[Saved entries]

'''

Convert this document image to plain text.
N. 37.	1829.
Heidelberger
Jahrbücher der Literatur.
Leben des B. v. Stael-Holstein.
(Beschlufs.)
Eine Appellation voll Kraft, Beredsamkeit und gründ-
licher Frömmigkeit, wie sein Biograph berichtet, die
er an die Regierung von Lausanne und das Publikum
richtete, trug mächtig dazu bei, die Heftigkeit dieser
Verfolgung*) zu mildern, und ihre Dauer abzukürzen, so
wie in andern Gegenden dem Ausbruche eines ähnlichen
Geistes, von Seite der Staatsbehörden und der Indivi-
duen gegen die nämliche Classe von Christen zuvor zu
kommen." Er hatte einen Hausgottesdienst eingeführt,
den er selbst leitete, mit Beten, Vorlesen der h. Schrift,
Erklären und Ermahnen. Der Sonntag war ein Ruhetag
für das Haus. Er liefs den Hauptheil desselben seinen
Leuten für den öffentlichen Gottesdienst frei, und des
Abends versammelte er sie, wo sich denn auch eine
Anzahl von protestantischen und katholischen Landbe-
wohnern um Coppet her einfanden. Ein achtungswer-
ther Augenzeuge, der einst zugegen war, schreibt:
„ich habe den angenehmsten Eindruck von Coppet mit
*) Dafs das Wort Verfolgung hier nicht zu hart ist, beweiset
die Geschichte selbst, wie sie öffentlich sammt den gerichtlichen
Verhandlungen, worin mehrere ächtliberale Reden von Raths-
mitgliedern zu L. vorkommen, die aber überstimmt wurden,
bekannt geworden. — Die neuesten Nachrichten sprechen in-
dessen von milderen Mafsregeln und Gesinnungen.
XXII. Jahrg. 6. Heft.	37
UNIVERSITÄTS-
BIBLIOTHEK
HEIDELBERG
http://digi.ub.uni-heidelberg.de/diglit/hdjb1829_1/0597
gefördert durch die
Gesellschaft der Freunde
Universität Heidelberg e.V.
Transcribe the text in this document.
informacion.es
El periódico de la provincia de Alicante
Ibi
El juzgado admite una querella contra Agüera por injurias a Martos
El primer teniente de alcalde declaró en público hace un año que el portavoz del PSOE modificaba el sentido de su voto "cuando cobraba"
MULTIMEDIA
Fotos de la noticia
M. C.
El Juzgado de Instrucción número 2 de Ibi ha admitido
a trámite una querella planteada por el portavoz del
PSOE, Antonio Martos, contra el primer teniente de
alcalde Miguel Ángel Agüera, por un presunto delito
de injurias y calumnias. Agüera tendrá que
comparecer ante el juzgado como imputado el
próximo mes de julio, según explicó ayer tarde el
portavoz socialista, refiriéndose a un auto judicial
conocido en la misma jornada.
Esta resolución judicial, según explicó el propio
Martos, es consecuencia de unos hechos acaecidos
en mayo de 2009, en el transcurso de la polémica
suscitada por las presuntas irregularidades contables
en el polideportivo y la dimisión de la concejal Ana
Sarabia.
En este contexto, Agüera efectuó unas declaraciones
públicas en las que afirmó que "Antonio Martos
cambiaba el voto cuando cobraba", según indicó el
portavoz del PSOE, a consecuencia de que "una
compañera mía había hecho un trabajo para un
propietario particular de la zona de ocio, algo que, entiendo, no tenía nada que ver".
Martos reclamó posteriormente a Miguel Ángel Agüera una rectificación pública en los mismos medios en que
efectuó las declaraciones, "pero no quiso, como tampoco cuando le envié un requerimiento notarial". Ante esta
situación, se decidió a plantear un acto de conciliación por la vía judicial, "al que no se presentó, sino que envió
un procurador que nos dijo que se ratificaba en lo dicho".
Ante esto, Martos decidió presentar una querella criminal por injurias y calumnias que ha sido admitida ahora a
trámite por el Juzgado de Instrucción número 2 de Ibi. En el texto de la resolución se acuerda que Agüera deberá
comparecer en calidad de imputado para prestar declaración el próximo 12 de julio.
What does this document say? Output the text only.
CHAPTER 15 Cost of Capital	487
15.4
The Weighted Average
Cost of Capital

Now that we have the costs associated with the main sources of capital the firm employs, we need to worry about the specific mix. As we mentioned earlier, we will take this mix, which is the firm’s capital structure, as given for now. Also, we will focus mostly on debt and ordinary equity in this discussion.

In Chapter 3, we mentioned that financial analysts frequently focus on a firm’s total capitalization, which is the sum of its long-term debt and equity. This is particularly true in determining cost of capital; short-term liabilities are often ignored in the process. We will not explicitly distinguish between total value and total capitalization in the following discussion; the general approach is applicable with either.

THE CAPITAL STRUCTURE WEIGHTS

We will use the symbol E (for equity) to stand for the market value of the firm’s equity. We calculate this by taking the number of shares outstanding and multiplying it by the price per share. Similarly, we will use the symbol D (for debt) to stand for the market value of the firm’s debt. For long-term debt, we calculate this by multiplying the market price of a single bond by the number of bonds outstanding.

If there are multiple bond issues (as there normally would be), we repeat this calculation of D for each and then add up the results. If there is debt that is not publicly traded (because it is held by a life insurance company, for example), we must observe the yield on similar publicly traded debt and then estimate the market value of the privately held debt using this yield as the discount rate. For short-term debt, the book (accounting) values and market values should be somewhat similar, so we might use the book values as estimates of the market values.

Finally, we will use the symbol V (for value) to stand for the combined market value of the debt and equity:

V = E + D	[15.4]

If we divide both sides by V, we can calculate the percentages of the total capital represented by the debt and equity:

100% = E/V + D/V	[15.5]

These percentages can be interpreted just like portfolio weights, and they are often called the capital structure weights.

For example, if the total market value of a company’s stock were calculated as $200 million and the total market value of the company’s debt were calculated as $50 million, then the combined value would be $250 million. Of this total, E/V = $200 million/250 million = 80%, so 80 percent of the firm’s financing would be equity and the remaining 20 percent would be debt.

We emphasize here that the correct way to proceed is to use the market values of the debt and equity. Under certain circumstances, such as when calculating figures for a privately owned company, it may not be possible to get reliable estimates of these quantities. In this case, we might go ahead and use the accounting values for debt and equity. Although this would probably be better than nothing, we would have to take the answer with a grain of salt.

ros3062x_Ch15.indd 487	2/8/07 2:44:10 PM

'''

Every line above that contains the word "consecuencia" should be reported.

EXERCISE SOLUTION -
Martos, es consecuencia de unos hechos acaecidos
portavoz del PSOE, a consecuencia de que "una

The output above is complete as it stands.